Task goal: Write out all entries word for word.

Data in this exercise:
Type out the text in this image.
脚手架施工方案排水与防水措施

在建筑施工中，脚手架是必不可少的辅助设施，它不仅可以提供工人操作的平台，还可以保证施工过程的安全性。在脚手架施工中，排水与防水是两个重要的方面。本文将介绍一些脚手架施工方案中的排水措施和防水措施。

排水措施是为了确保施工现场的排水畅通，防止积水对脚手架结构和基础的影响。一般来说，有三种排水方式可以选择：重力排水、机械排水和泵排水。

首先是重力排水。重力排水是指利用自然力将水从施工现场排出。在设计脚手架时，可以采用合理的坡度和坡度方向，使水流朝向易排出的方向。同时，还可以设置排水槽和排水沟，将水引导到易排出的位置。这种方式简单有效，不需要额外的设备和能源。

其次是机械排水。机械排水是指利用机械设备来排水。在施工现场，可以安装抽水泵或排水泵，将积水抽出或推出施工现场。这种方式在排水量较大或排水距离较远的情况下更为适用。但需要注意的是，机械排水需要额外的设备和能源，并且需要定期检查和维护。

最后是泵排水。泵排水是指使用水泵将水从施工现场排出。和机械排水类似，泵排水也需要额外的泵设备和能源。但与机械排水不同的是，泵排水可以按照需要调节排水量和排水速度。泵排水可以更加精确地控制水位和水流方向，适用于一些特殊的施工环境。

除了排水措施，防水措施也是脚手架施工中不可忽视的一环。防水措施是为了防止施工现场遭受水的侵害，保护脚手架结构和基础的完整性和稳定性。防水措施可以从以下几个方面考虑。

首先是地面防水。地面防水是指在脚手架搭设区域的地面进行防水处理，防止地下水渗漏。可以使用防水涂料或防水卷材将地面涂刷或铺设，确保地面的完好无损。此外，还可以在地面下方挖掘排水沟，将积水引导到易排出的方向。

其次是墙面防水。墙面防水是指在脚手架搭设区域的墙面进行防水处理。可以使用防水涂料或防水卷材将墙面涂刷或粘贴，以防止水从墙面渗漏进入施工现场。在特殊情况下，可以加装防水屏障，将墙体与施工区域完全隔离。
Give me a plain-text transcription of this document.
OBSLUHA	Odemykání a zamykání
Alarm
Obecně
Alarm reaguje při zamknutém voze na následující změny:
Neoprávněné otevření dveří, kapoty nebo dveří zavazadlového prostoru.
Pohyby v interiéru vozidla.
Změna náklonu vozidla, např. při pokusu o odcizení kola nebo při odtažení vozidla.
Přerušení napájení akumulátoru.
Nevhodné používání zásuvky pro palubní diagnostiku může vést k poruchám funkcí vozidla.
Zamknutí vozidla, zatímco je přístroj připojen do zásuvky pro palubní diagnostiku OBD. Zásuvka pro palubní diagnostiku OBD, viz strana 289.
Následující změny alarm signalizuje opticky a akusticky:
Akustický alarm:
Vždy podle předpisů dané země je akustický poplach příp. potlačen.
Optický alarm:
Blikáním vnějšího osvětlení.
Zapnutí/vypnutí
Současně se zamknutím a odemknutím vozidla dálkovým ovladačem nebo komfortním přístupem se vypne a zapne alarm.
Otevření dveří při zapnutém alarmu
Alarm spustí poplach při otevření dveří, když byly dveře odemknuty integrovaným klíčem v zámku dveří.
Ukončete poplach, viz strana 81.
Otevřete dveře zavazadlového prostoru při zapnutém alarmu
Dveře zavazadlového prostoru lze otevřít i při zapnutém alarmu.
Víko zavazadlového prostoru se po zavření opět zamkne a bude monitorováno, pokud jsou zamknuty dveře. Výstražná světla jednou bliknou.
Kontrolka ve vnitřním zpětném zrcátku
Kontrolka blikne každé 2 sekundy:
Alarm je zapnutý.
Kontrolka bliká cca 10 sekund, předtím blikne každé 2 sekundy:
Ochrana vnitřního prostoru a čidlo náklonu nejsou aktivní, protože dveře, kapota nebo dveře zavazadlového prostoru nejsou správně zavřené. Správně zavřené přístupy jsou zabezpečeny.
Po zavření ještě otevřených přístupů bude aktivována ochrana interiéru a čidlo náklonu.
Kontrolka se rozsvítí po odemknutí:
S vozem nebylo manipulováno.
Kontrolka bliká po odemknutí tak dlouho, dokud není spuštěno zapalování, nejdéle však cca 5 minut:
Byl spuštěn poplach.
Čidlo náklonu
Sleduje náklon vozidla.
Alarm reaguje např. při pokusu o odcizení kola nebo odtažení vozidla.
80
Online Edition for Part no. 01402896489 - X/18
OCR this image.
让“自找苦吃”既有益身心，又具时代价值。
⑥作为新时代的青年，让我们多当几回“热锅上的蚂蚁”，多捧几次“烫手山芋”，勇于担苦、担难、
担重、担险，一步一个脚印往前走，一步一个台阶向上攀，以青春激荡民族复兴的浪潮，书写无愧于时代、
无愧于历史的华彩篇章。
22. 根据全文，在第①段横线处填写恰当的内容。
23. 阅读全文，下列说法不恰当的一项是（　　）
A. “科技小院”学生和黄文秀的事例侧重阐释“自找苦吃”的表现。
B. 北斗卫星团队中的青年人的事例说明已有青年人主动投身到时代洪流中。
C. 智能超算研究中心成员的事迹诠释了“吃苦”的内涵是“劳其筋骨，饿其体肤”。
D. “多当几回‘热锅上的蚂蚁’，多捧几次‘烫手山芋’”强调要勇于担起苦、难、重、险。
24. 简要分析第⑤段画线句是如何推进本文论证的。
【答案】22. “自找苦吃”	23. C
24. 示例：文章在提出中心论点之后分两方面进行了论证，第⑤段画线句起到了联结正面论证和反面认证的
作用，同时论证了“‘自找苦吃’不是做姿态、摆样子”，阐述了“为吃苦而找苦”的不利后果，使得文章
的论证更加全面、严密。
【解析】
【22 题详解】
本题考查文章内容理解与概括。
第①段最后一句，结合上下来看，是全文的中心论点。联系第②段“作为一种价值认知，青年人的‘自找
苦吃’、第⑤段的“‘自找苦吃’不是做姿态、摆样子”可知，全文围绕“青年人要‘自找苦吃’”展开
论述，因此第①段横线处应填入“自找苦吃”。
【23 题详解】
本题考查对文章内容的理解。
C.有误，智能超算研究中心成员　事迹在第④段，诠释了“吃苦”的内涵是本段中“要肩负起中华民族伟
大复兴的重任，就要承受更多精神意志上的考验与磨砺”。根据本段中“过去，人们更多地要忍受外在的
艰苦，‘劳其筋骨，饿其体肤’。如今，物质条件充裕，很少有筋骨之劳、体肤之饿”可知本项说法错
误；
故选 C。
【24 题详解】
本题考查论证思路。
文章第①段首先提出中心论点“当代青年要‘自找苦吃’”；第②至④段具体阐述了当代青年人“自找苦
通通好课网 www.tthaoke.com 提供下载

Answer for the task:
Type out the text in this image.
脚手架施工方案排水与防水措施

在建筑施工中，脚手架是必不可少的辅助设施，它不仅可以提供工人操作的平台，还可以保证施工过程的安全性。在脚手架施工中，排水与防水是两个重要的方面。本文将介绍一些脚手架施工方案中的排水措施和防水措施。

排水措施是为了确保施工现场的排水畅通，防止积水对脚手架结构和基础的影响。一般来说，有三种排水方式可以选择：重力排水、机械排水和泵排水。

首先是重力排水。重力排水是指利用自然力将水从施工现场排出。在设计脚手架时，可以采用合理的坡度和坡度方向，使水流朝向易排出的方向。同时，还可以设置排水槽和排水沟，将水引导到易排出的位置。这种方式简单有效，不需要额外的设备和能源。

其次是机械排水。机械排水是指利用机械设备来排水。在施工现场，可以安装抽水泵或排水泵，将积水抽出或推出施工现场。这种方式在排水量较大或排水距离较远的情况下更为适用。但需要注意的是，机械排水需要额外的设备和能源，并且需要定期检查和维护。

最后是泵排水。泵排水是指使用水泵将水从施工现场排出。和机械排水类似，泵排水也需要额外的泵设备和能源。但与机械排水不同的是，泵排水可以按照需要调节排水量和排水速度。泵排水可以更加精确地控制水位和水流方向，适用于一些特殊的施工环境。

除了排水措施，防水措施也是脚手架施工中不可忽视的一环。防水措施是为了防止施工现场遭受水的侵害，保护脚手架结构和基础的完整性和稳定性。防水措施可以从以下几个方面考虑。

首先是地面防水。地面防水是指在脚手架搭设区域的地面进行防水处理，防止地下水渗漏。可以使用防水涂料或防水卷材将地面涂刷或铺设，确保地面的完好无损。此外，还可以在地面下方挖掘排水沟，将积水引导到易排出的方向。

其次是墙面防水。墙面防水是指在脚手架搭设区域的墙面进行防水处理。可以使用防水涂料或防水卷材将墙面涂刷或粘贴，以防止水从墙面渗漏进入施工现场。在特殊情况下，可以加装防水屏障，将墙体与施工区域完全隔离。
Give me a plain-text transcription of this document.
OBSLUHA	Odemykání a zamykání
Alarm
Obecně
Alarm reaguje při zamknutém voze na následující změny:
Neoprávněné otevření dveří, kapoty nebo dveří zavazadlového prostoru.
Pohyby v interiéru vozidla.
Změna náklonu vozidla, např. při pokusu o odcizení kola nebo při odtažení vozidla.
Přerušení napájení akumulátoru.
Nevhodné používání zásuvky pro palubní diagnostiku může vést k poruchám funkcí vozidla.
Zamknutí vozidla, zatímco je přístroj připojen do zásuvky pro palubní diagnostiku OBD. Zásuvka pro palubní diagnostiku OBD, viz strana 289.
Následující změny alarm signalizuje opticky a akusticky:
Akustický alarm:
Vždy podle předpisů dané země je akustický poplach příp. potlačen.
Optický alarm:
Blikáním vnějšího osvětlení.
Zapnutí/vypnutí
Současně se zamknutím a odemknutím vozidla dálkovým ovladačem nebo komfortním přístupem se vypne a zapne alarm.
Otevření dveří při zapnutém alarmu
Alarm spustí poplach při otevření dveří, když byly dveře odemknuty integrovaným klíčem v zámku dveří.
Ukončete poplach, viz strana 81.
Otevřete dveře zavazadlového prostoru při zapnutém alarmu
Dveře zavazadlového prostoru lze otevřít i při zapnutém alarmu.
Víko zavazadlového prostoru se po zavření opět zamkne a bude monitorováno, pokud jsou zamknuty dveře. Výstražná světla jednou bliknou.
Kontrolka ve vnitřním zpětném zrcátku
Kontrolka blikne každé 2 sekundy:
Alarm je zapnutý.
Kontrolka bliká cca 10 sekund, předtím blikne každé 2 sekundy:
Ochrana vnitřního prostoru a čidlo náklonu nejsou aktivní, protože dveře, kapota nebo dveře zavazadlového prostoru nejsou správně zavřené. Správně zavřené přístupy jsou zabezpečeny.
Po zavření ještě otevřených přístupů bude aktivována ochrana interiéru a čidlo náklonu.
Kontrolka se rozsvítí po odemknutí:
S vozem nebylo manipulováno.
Kontrolka bliká po odemknutí tak dlouho, dokud není spuštěno zapalování, nejdéle však cca 5 minut:
Byl spuštěn poplach.
Čidlo náklonu
Sleduje náklon vozidla.
Alarm reaguje např. při pokusu o odcizení kola nebo odtažení vozidla.
80
Online Edition for Part no. 01402896489 - X/18
OCR this image.
让“自找苦吃”既有益身心，又具时代价值。
⑥作为新时代的青年，让我们多当几回“热锅上的蚂蚁”，多捧几次“烫手山芋”，勇于担苦、担难、
担重、担险，一步一个脚印往前走，一步一个台阶向上攀，以青春激荡民族复兴的浪潮，书写无愧于时代、
无愧于历史的华彩篇章。
22. 根据全文，在第①段横线处填写恰当的内容。
23. 阅读全文，下列说法不恰当的一项是（　　）
A. “科技小院”学生和黄文秀的事例侧重阐释“自找苦吃”的表现。
B. 北斗卫星团队中的青年人的事例说明已有青年人主动投身到时代洪流中。
C. 智能超算研究中心成员的事迹诠释了“吃苦”的内涵是“劳其筋骨，饿其体肤”。
D. “多当几回‘热锅上的蚂蚁’，多捧几次‘烫手山芋’”强调要勇于担起苦、难、重、险。
24. 简要分析第⑤段画线句是如何推进本文论证的。
【答案】22. “自找苦吃”	23. C
24. 示例：文章在提出中心论点之后分两方面进行了论证，第⑤段画线句起到了联结正面论证和反面认证的
作用，同时论证了“‘自找苦吃’不是做姿态、摆样子”，阐述了“为吃苦而找苦”的不利后果，使得文章
的论证更加全面、严密。
【解析】
【22 题详解】
本题考查文章内容理解与概括。
第①段最后一句，结合上下来看，是全文的中心论点。联系第②段“作为一种价值认知，青年人的‘自找
苦吃’、第⑤段的“‘自找苦吃’不是做姿态、摆样子”可知，全文围绕“青年人要‘自找苦吃’”展开
论述，因此第①段横线处应填入“自找苦吃”。
【23 题详解】
本题考查对文章内容的理解。
C.有误，智能超算研究中心成员　事迹在第④段，诠释了“吃苦”的内涵是本段中“要肩负起中华民族伟
大复兴的重任，就要承受更多精神意志上的考验与磨砺”。根据本段中“过去，人们更多地要忍受外在的
艰苦，‘劳其筋骨，饿其体肤’。如今，物质条件充裕，很少有筋骨之劳、体肤之饿”可知本项说法错
误；
故选 C。
【24 题详解】
本题考查论证思路。
文章第①段首先提出中心论点“当代青年要‘自找苦吃’”；第②至④段具体阐述了当代青年人“自找苦
通通好课网 www.tthaoke.com 提供下载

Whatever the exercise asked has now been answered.